--- begin SUPPLIED RECORDS ---

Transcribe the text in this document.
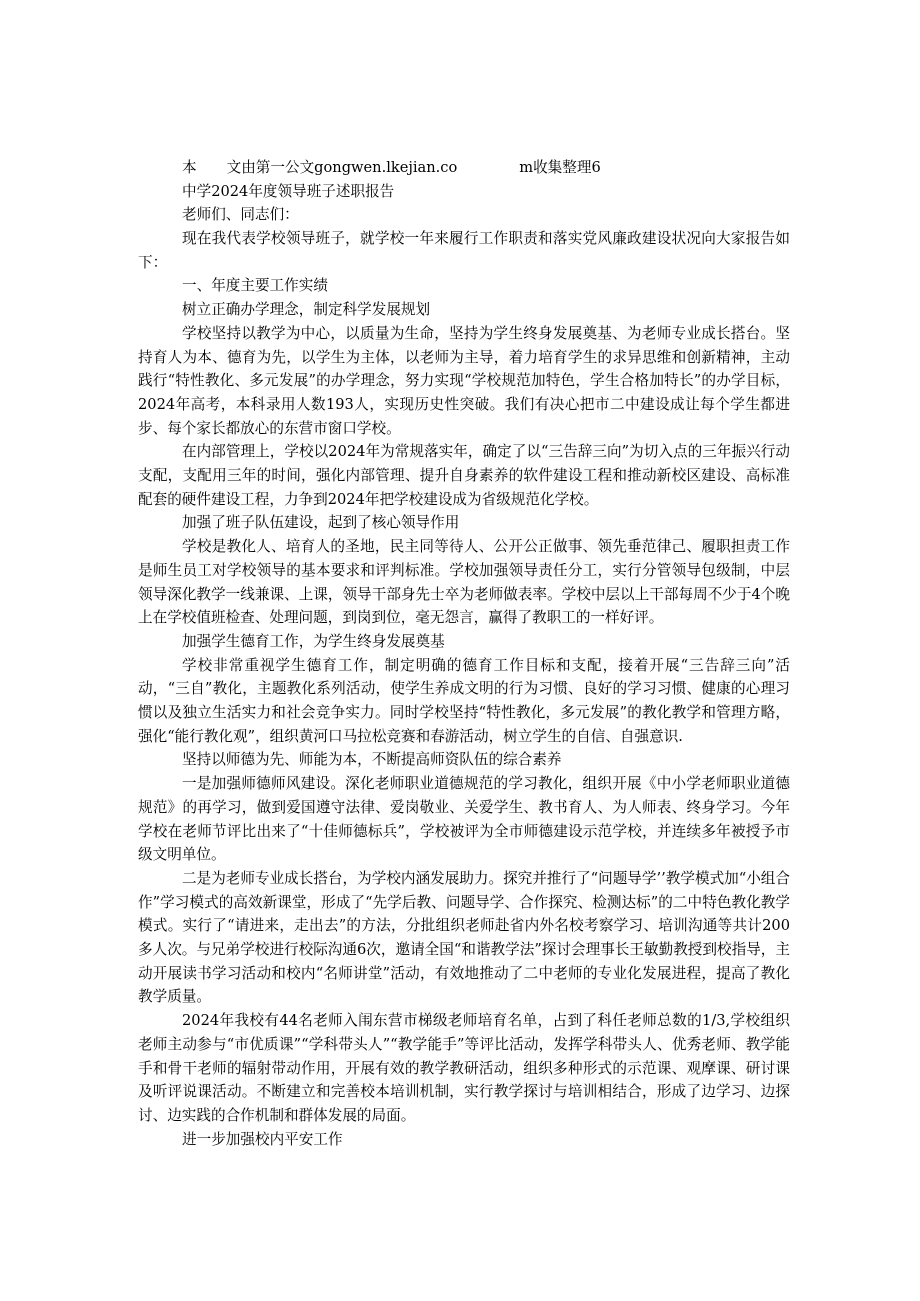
本 文由第一公文gongwen.lkejian.co	m收集整理6
中学2024年度领导班子述职报告
老师们、同志们：

现在我代表学校领导班子，就学校一年来履行工作职责和落实党风廉政建设状况向大家报告如下：

一、年度主要工作实绩
树立正确办学理念，制定科学发展规划

学校坚持以教学为中心，以质量为生命，坚持为学生终身发展奠基、为老师专业成长搭台。坚持育人为本、德育为先，以学生为主体，以老师为主导，着力培育学生的求异思维和创新精神，主动践行“特性教化、多元发展”的办学理念，努力实现“学校规范加特色，学生合格加特长”的办学目标，2024年高考，本科录用人数193人，实现历史性突破。我们有决心把市二中建设成让每个学生都进步、每个家长都放心的东营市窗口学校。

在内部管理上，学校以2024年为常规落实年，确定了以“三告辞三向”为切入点的三年振兴行动支配，支配用三年的时间，强化内部管理、提升自身素养的软件建设工程和推动新校区建设、高标准配套的硬件建设工程，力争到2024年把学校建设成为省级规范化学校。

加强了班子队伍建设，起到了核心领导作用

学校是教化人、培育人的圣地，民主同等待人、公开公正做事、领先垂范律己、履职担责工作是师生员工对学校领导的基本要求和评判标准。学校加强领导责任分工，实行分管领导包级制，中层领导深化教学一线兼课、上课，领导干部身先士卒为老师做表率。学校中层以上干部每周不少于4个晚上在学校值班检查、处理问题，到岗到位，毫无怨言，赢得了教职工的一样好评。

加强学生德育工作，为学生终身发展奠基

学校非常重视学生德育工作，制定明确的德育工作目标和支配，接着开展“三告辞三向”活动，“三自”教化，主题教化系列活动，使学生养成文明的行为习惯、良好的学习习惯、健康的心理习惯以及独立生活实力和社会竞争实力。同时学校坚持“特性教化，多元发展”的教化教学和管理方略，强化“能行教化观”，组织黄河口马拉松竞赛和春游活动，树立学生的自信、自强意识.

坚持以师德为先、师能为本，不断提高师资队伍的综合素养

一是加强师德师风建设。深化老师职业道德规范的学习教化，组织开展《中小学老师职业道德规范》的再学习，做到爱国遵守法律、爱岗敬业、关爱学生、教书育人、为人师表、终身学习。今年学校在老师节评比出来了“十佳师德标兵”，学校被评为全市师德建设示范学校，并连续多年被授予市级文明单位。

二是为老师专业成长搭台，为学校内涵发展助力。探究并推行了“问题导学’’教学模式加“小组合作”学习模式的高效新课堂，形成了“先学后教、问题导学、合作探究、检测达标”的二中特色教化教学模式。实行了“请进来，走出去”的方法，分批组织老师赴省内外名校考察学习、培训沟通等共计200多人次。与兄弟学校进行校际沟通6次，邀请全国“和谐教学法”探讨会理事长王敏勤教授到校指导，主动开展读书学习活动和校内“名师讲堂”活动，有效地推动了二中老师的专业化发展进程，提高了教化教学质量。

2024年我校有44名老师入闱东营市梯级老师培育名单，占到了科任老师总数的1/3,学校组织老师主动参与“市优质课”“学科带头人”“教学能手”等评比活动，发挥学科带头人、优秀老师、教学能手和骨干老师的辐射带动作用，开展有效的教学教研活动，组织多种形式的示范课、观摩课、研讨课及听评说课活动。不断建立和完善校本培训机制，实行教学探讨与培训相结合，形成了边学习、边探讨、边实践的合作机制和群体发展的局面。

进一步加强校内平安工作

--- end SUPPLIED RECORDS ---

◆ INSTRUCTION: Filter the listing above for the string "多元发展" and copy every matching line.

◆ EXERCISE OUTPUT:
学校坚持以教学为中心，以质量为生命，坚持为学生终身发展奠基、为老师专业成长搭台。坚持育人为本、德育为先，以学生为主体，以老师为主导，着力培育学生的求异思维和创新精神，主动践行“特性教化、多元发展”的办学理念，努力实现“学校规范加特色，学生合格加特长”的办学目标，2024年高考，本科录用人数193人，实现历史性突破。我们有决心把市二中建设成让每个学生都进步、每个家长都放心的东营市窗口学校。
学校非常重视学生德育工作，制定明确的德育工作目标和支配，接着开展“三告辞三向”活动，“三自”教化，主题教化系列活动，使学生养成文明的行为习惯、良好的学习习惯、健康的心理习惯以及独立生活实力和社会竞争实力。同时学校坚持“特性教化，多元发展”的教化教学和管理方略，强化“能行教化观”，组织黄河口马拉松竞赛和春游活动，树立学生的自信、自强意识.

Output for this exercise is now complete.